| Requirements |
Format every line of the rows below as a Markdown table with the columns "No." and "Line", giving each line a number. Omit blank lines and pictures.

| Input records |
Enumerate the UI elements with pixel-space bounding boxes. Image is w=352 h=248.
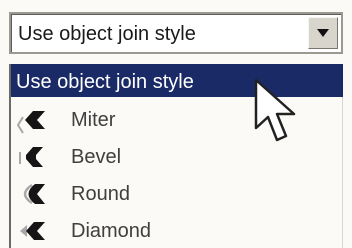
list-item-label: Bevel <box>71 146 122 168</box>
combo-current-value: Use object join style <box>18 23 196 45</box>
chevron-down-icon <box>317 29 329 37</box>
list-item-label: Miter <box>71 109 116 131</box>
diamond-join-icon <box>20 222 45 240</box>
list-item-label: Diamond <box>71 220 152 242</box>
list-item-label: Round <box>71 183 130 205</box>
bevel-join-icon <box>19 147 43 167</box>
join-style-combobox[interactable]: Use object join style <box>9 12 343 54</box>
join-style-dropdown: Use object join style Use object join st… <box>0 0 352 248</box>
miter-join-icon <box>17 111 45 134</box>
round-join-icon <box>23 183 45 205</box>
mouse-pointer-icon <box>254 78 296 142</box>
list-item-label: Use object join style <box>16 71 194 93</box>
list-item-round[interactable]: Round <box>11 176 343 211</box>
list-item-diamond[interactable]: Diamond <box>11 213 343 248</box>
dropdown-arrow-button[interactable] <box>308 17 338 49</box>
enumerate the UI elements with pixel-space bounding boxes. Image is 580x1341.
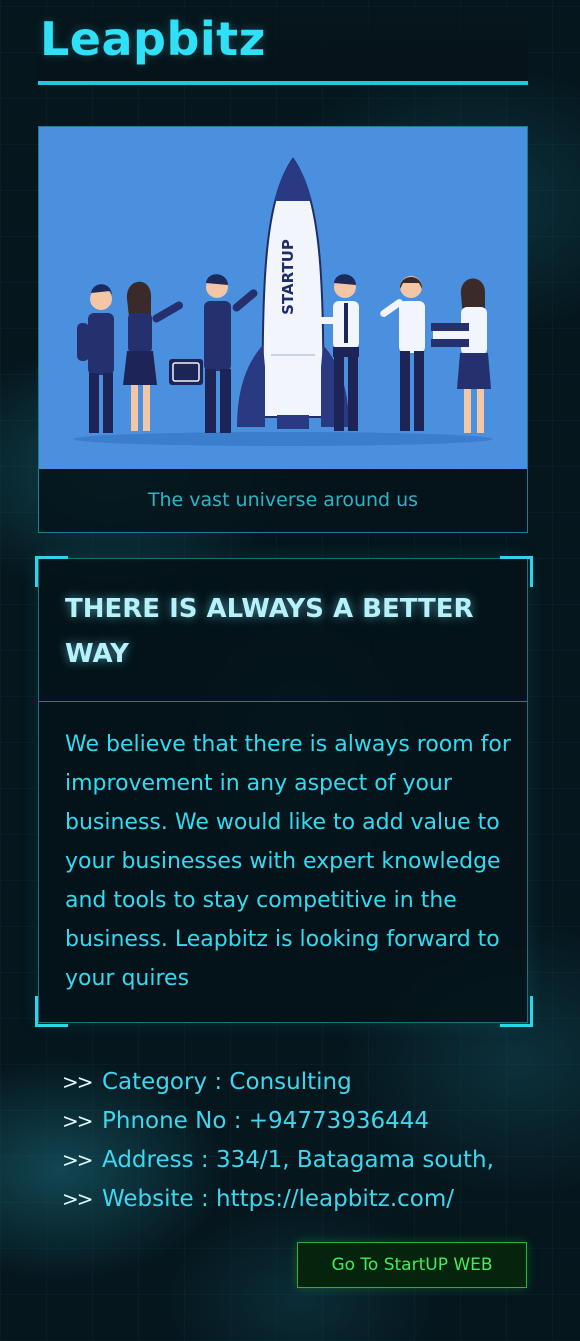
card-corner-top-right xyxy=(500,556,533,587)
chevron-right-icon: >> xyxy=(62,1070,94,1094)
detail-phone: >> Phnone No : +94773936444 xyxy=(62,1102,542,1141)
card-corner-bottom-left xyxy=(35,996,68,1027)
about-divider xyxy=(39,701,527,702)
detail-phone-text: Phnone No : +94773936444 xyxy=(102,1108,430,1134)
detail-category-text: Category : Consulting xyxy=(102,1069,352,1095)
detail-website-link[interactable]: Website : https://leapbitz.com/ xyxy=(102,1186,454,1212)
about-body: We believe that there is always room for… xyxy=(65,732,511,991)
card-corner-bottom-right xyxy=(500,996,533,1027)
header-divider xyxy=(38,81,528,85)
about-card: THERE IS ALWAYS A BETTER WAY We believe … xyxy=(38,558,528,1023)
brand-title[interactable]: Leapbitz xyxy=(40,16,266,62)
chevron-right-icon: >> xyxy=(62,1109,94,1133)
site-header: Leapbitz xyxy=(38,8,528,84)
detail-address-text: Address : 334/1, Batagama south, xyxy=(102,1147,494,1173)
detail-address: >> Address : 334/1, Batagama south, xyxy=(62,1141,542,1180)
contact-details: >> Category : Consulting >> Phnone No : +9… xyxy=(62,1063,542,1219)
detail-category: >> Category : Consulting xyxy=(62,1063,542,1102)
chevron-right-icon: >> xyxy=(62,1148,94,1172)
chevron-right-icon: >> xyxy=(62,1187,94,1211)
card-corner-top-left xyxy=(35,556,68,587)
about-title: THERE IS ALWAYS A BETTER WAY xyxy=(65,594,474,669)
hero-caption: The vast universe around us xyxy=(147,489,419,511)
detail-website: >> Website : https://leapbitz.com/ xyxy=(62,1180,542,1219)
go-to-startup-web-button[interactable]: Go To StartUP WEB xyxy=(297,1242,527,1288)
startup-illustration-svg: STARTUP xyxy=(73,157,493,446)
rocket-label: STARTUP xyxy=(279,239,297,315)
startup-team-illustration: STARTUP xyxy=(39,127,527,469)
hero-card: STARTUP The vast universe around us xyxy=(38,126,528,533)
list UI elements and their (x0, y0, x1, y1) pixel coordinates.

| Result of this exercise |
| No. | Line |
|---|---|
| 1 | Enumerate the UI elements with pixel-space bounding boxes. Image is w=352 h=248. |
| 2 | list-item-label: Bevel <box>71 146 122 168</box> |
| 3 | combo-current-value: Use object join style <box>18 23 196 45</box> |
| 4 | chevron-down-icon <box>317 29 329 37</box> |
| 5 | list-item-label: Miter <box>71 109 116 131</box> |
| 6 | diamond-join-icon <box>20 222 45 240</box> |
| 7 | list-item-label: Diamond <box>71 220 152 242</box> |
| 8 | list-item-label: Round <box>71 183 130 205</box> |
| 9 | bevel-join-icon <box>19 147 43 167</box> |
| 10 | join-style-combobox[interactable]: Use object join style <box>9 12 343 54</box> |
| 11 | join-style-dropdown: Use object join style Use object join st… <box>0 0 352 248</box> |
| 12 | miter-join-icon <box>17 111 45 134</box> |
| 13 | round-join-icon <box>23 183 45 205</box> |
| 14 | mouse-pointer-icon <box>254 78 296 142</box> |
| 15 | list-item-label: Use object join style <box>16 71 194 93</box> |
| 16 | list-item-round[interactable]: Round <box>11 176 343 211</box> |
| 17 | list-item-diamond[interactable]: Diamond <box>11 213 343 248</box> |
| 18 | dropdown-arrow-button[interactable] <box>308 17 338 49</box> |
| 19 | enumerate the UI elements with pixel-space bounding boxes. Image is 580x1341. |
| 20 | card-corner-top-right xyxy=(500,556,533,587) |
| 21 | chevron-right-icon: >> xyxy=(62,1070,94,1094) |
| 22 | detail-phone: >> Phnone No : +94773936444 xyxy=(62,1102,542,1141) |
| 23 | card-corner-bottom-left xyxy=(35,996,68,1027) |
| 24 | about-divider xyxy=(39,701,527,702) |
| 25 | detail-phone-text: Phnone No : +94773936444 xyxy=(102,1108,430,1134) |
| 26 | detail-category-text: Category : Consulting xyxy=(102,1069,352,1095) |
| 27 | detail-website-link[interactable]: Website : https://leapbitz.com/ xyxy=(102,1186,454,1212) |
| 28 | about-body: We believe that there is always room for… xyxy=(65,732,511,991) |
| 29 | card-corner-bottom-right xyxy=(500,996,533,1027) |
| 30 | header-divider xyxy=(38,81,528,85) |
| 31 | about-card: THERE IS ALWAYS A BETTER WAY We believe … xyxy=(38,558,528,1023) |
| 32 | brand-title[interactable]: Leapbitz xyxy=(40,16,266,62) |
| 33 | chevron-right-icon: >> xyxy=(62,1109,94,1133) |
| 34 | site-header: Leapbitz xyxy=(38,8,528,84) |
| 35 | detail-address-text: Address : 334/1, Batagama south, xyxy=(102,1147,494,1173) |
| 36 | detail-address: >> Address : 334/1, Batagama south, xyxy=(62,1141,542,1180) |
| 37 | contact-details: >> Category : Consulting >> Phnone No : +9… xyxy=(62,1063,542,1219) |
| 38 | detail-category: >> Category : Consulting xyxy=(62,1063,542,1102) |
| 39 | chevron-right-icon: >> xyxy=(62,1148,94,1172) |
| 40 | chevron-right-icon: >> xyxy=(62,1187,94,1211) |
| 41 | card-corner-top-left xyxy=(35,556,68,587) |
| 42 | about-title: THERE IS ALWAYS A BETTER WAY xyxy=(65,594,474,669) |
| 43 | hero-caption: The vast universe around us xyxy=(147,489,419,511) |
| 44 | detail-website: >> Website : https://leapbitz.com/ xyxy=(62,1180,542,1219) |
| 45 | go-to-startup-web-button[interactable]: Go To StartUP WEB xyxy=(297,1242,527,1288) |
| 46 | startup-illustration-svg: STARTUP xyxy=(73,157,493,446) |
| 47 | rocket-label: STARTUP xyxy=(279,239,297,315) |
| 48 | startup-team-illustration: STARTUP xyxy=(39,127,527,469) |
| 49 | hero-card: STARTUP The vast universe around us xyxy=(38,126,528,533) |
| 50 | list UI elements and their (x0, y0, x1, y1) pixel coordinates. |